#### Records supplied:
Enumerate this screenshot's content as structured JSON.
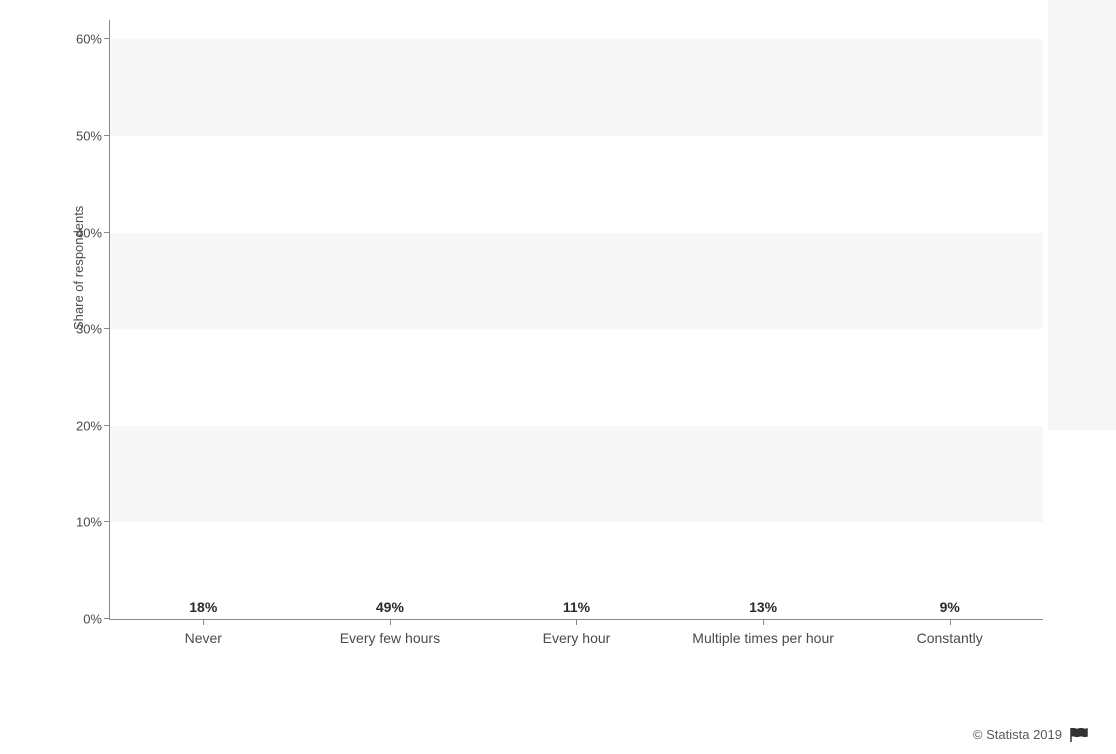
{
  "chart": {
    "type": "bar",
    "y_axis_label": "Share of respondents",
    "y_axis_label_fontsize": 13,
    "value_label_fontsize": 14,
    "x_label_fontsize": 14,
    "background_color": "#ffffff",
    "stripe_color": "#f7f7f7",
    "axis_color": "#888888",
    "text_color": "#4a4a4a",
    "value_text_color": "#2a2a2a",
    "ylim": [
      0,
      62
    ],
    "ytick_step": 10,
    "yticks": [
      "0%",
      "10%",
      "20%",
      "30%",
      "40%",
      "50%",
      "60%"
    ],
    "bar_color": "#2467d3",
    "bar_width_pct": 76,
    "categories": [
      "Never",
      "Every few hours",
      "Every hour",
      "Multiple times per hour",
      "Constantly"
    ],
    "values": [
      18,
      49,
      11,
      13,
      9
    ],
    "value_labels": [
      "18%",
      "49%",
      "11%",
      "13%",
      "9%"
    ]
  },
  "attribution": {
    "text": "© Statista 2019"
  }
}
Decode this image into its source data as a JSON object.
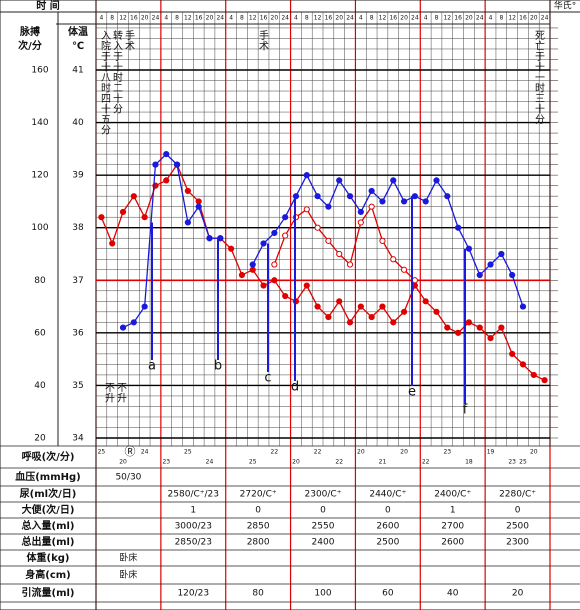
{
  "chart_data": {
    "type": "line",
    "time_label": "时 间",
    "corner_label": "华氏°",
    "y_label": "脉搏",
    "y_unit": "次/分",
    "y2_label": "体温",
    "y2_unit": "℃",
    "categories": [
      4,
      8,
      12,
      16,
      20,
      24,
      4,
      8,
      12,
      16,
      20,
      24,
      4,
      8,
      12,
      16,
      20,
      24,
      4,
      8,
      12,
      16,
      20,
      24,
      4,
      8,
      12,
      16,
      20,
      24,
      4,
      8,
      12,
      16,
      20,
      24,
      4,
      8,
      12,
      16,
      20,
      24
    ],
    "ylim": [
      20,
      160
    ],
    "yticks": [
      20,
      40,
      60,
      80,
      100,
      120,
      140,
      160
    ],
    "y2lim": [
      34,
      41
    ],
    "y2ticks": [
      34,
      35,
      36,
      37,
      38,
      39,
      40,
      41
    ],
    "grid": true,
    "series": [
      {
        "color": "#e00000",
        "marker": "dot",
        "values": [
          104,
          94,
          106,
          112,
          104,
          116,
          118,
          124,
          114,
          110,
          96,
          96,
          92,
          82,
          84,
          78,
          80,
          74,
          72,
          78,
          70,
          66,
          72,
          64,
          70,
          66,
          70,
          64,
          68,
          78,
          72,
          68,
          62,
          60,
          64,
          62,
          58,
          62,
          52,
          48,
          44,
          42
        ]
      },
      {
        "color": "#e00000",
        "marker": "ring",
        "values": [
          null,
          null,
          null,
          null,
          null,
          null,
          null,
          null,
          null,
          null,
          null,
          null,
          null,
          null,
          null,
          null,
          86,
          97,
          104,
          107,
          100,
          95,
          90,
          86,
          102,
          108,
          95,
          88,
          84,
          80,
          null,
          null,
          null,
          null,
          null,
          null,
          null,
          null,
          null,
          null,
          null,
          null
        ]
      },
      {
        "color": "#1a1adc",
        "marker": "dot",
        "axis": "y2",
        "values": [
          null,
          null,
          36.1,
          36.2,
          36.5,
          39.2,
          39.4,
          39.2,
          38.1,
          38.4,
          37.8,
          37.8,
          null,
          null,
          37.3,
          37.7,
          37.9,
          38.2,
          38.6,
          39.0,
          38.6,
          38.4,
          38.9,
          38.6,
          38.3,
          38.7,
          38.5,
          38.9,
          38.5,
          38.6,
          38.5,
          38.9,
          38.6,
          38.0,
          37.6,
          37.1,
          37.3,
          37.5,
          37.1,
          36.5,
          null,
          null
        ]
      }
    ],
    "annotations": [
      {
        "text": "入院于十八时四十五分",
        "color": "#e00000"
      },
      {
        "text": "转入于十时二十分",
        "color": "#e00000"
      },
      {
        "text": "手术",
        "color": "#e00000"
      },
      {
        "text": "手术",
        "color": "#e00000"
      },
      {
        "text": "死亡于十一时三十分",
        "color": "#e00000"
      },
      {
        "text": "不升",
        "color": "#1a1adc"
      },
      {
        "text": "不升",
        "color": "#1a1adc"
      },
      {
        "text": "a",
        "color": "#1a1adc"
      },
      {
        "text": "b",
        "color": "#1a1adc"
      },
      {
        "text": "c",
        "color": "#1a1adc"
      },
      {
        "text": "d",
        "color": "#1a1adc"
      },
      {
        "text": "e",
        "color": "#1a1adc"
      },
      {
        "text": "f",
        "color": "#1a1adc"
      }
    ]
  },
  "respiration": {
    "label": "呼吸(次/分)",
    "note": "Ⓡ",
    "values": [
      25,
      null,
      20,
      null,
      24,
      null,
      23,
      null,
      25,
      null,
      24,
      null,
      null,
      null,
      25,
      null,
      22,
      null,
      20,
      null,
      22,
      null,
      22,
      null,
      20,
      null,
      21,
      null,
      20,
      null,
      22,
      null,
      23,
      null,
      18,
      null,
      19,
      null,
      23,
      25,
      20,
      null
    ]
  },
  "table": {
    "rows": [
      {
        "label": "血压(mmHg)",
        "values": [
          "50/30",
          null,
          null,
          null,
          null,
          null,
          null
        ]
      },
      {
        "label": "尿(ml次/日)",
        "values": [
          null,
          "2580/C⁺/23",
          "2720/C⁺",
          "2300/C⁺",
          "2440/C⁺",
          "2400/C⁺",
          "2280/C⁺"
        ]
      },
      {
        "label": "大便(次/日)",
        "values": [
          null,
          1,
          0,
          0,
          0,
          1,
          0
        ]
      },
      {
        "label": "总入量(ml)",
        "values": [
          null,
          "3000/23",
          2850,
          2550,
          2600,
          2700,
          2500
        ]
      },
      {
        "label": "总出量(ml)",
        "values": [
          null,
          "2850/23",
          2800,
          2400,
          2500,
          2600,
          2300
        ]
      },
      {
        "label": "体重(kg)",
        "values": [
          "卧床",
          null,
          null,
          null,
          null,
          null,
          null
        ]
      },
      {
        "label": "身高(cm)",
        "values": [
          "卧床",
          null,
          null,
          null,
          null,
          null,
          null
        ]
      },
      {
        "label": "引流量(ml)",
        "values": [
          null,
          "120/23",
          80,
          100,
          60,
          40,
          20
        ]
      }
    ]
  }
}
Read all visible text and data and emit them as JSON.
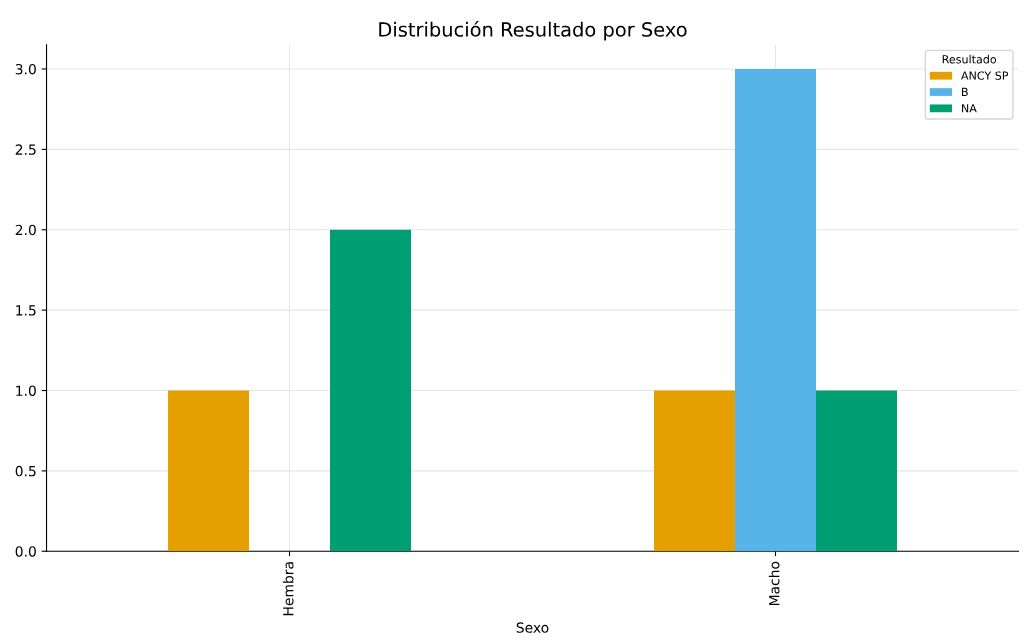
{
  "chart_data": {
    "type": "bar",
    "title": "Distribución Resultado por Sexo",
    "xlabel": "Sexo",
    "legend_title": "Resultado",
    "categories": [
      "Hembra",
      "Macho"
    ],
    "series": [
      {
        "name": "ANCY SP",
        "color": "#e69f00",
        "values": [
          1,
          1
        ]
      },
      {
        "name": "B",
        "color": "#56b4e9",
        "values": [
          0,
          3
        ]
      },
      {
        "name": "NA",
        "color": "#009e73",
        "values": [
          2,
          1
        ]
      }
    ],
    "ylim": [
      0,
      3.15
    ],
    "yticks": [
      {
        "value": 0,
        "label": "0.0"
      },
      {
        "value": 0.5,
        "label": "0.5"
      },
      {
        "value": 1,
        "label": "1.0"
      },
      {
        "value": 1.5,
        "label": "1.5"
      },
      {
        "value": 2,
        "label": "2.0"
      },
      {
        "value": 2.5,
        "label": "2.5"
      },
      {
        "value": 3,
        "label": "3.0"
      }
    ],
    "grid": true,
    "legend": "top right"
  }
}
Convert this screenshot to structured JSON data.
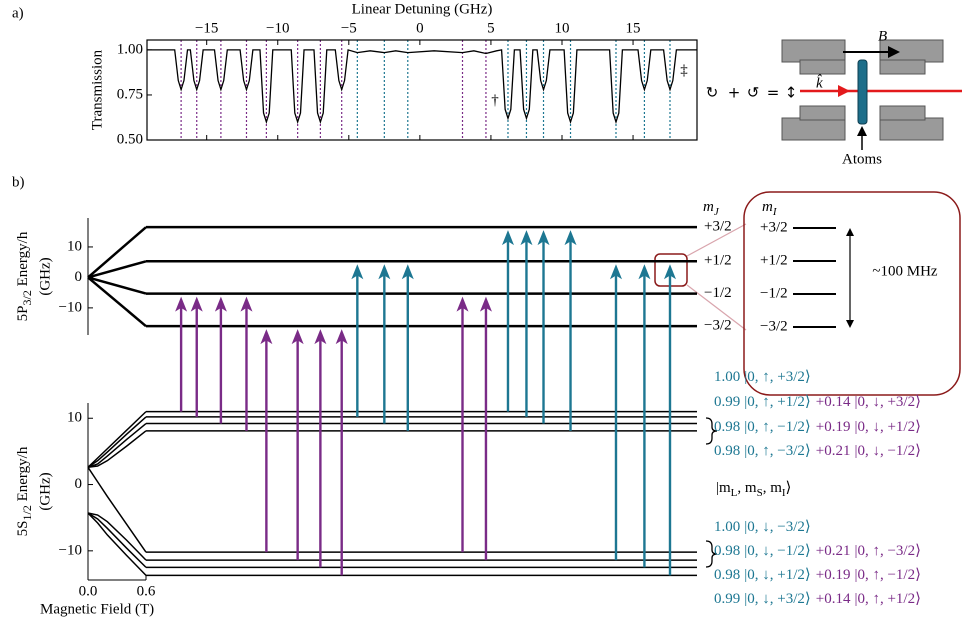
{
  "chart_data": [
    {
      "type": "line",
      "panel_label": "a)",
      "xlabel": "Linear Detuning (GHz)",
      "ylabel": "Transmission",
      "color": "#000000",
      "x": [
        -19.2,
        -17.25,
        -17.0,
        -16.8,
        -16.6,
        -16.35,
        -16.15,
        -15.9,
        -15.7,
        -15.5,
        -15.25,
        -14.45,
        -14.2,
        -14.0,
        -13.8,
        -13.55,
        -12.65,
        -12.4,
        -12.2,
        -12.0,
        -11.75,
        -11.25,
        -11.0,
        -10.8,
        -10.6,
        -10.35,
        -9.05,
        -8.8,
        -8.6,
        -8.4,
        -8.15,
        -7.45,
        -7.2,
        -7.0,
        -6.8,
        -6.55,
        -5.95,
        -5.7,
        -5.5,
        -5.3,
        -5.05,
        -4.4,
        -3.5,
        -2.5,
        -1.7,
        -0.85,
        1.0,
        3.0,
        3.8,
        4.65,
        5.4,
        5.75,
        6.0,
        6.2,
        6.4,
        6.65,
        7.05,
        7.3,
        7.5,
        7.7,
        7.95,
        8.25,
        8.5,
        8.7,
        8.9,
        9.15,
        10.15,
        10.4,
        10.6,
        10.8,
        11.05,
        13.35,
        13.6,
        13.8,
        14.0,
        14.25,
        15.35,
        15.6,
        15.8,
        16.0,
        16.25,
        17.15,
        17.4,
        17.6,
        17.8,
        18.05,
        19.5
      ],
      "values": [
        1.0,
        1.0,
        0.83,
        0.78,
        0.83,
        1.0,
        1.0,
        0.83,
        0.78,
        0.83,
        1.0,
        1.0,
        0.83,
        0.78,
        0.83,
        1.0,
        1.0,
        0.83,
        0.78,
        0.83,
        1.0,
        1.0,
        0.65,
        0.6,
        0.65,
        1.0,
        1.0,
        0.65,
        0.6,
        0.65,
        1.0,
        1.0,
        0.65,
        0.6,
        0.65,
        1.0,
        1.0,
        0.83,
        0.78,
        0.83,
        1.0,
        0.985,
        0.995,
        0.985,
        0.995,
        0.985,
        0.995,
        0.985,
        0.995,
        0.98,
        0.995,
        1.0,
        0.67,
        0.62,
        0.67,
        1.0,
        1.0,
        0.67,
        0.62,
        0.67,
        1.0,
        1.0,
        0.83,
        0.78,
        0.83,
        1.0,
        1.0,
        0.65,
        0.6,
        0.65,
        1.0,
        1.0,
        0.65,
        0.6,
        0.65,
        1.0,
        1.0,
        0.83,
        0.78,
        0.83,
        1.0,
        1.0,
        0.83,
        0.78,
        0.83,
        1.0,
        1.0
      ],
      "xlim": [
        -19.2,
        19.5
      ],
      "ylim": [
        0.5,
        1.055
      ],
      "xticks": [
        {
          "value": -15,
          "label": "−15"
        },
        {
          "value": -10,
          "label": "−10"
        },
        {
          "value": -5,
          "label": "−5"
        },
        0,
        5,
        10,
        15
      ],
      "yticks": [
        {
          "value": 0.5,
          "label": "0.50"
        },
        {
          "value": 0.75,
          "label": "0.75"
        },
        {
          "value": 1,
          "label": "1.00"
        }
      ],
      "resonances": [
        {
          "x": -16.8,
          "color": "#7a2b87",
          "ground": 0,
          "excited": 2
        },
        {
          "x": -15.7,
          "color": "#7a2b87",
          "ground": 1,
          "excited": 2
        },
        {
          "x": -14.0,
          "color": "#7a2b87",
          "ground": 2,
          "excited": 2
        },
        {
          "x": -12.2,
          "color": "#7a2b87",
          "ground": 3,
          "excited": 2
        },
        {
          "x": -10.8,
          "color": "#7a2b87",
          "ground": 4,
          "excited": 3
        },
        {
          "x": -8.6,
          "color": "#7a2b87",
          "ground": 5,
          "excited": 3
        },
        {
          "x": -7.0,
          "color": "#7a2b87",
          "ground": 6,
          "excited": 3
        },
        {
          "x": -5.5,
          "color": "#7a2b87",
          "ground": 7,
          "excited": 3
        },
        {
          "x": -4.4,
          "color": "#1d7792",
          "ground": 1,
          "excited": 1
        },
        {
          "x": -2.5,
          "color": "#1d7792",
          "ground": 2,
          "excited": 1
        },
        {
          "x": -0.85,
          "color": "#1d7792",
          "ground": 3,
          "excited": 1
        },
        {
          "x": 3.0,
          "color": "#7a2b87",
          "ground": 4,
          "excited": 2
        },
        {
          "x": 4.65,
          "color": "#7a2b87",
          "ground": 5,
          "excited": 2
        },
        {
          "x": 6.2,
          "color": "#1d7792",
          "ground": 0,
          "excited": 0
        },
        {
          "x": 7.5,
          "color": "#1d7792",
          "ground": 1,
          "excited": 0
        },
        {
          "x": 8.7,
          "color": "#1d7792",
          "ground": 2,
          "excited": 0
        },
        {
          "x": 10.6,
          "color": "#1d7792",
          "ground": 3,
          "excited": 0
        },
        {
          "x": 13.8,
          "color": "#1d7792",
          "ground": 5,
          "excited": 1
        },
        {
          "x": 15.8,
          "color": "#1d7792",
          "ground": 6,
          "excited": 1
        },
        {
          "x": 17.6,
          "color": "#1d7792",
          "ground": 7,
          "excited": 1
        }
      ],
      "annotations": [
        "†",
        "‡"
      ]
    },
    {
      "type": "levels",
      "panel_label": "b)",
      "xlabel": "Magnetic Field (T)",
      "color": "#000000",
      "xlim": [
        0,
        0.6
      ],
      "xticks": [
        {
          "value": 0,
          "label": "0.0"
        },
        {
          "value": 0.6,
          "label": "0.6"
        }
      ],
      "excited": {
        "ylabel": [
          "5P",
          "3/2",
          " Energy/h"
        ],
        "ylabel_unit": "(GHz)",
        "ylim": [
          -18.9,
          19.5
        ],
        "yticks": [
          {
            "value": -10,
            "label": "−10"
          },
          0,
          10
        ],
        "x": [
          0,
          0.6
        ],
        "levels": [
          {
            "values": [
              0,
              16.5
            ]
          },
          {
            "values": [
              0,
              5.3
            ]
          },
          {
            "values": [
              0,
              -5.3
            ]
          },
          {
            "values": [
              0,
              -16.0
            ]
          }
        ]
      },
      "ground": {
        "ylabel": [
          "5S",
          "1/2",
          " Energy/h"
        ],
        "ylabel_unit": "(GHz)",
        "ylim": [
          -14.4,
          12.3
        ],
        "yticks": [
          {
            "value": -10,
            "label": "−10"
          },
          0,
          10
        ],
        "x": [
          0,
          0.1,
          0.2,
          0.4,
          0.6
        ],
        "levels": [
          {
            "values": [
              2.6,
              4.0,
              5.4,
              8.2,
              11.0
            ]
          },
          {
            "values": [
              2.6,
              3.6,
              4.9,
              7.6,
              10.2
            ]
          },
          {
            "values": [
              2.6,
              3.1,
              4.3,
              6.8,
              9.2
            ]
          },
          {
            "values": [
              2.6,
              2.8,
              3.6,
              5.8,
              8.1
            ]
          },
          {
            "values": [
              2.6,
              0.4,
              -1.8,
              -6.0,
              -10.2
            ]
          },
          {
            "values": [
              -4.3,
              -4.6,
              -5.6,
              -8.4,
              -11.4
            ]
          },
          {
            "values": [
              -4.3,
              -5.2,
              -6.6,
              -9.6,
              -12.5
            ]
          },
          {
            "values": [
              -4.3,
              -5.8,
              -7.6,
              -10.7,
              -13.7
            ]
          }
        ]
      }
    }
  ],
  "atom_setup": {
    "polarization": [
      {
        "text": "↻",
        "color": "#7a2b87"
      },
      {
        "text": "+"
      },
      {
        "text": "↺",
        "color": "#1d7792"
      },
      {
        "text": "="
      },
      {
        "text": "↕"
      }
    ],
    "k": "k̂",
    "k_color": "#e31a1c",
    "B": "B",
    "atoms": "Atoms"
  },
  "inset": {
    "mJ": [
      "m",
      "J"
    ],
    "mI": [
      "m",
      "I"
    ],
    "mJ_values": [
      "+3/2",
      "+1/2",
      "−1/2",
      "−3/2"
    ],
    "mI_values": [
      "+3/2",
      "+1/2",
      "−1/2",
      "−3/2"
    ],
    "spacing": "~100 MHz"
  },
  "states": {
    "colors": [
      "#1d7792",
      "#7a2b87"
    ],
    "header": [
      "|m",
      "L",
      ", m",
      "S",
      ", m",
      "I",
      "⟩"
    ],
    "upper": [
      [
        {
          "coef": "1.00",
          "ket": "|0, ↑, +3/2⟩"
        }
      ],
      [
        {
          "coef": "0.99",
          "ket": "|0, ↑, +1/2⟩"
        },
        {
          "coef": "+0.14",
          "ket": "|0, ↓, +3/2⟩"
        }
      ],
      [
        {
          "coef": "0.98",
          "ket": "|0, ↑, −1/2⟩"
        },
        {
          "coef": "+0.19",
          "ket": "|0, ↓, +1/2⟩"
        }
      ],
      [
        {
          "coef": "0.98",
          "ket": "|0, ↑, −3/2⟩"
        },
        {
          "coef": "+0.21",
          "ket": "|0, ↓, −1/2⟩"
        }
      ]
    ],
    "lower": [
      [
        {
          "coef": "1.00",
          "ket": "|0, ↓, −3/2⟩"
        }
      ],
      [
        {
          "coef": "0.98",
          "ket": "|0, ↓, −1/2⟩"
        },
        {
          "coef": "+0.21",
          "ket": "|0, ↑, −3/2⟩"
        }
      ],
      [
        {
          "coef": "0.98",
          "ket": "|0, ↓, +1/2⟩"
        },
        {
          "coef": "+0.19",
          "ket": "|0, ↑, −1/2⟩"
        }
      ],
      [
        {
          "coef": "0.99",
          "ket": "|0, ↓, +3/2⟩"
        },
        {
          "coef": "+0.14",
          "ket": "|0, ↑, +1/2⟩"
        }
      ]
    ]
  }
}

#### Instructions for the task:
Write out every line of the entries that holds the word "structured".

#### Task response:
Enumerate this screenshot's content as structured JSON.
Convert this screenshot to structured JSON data.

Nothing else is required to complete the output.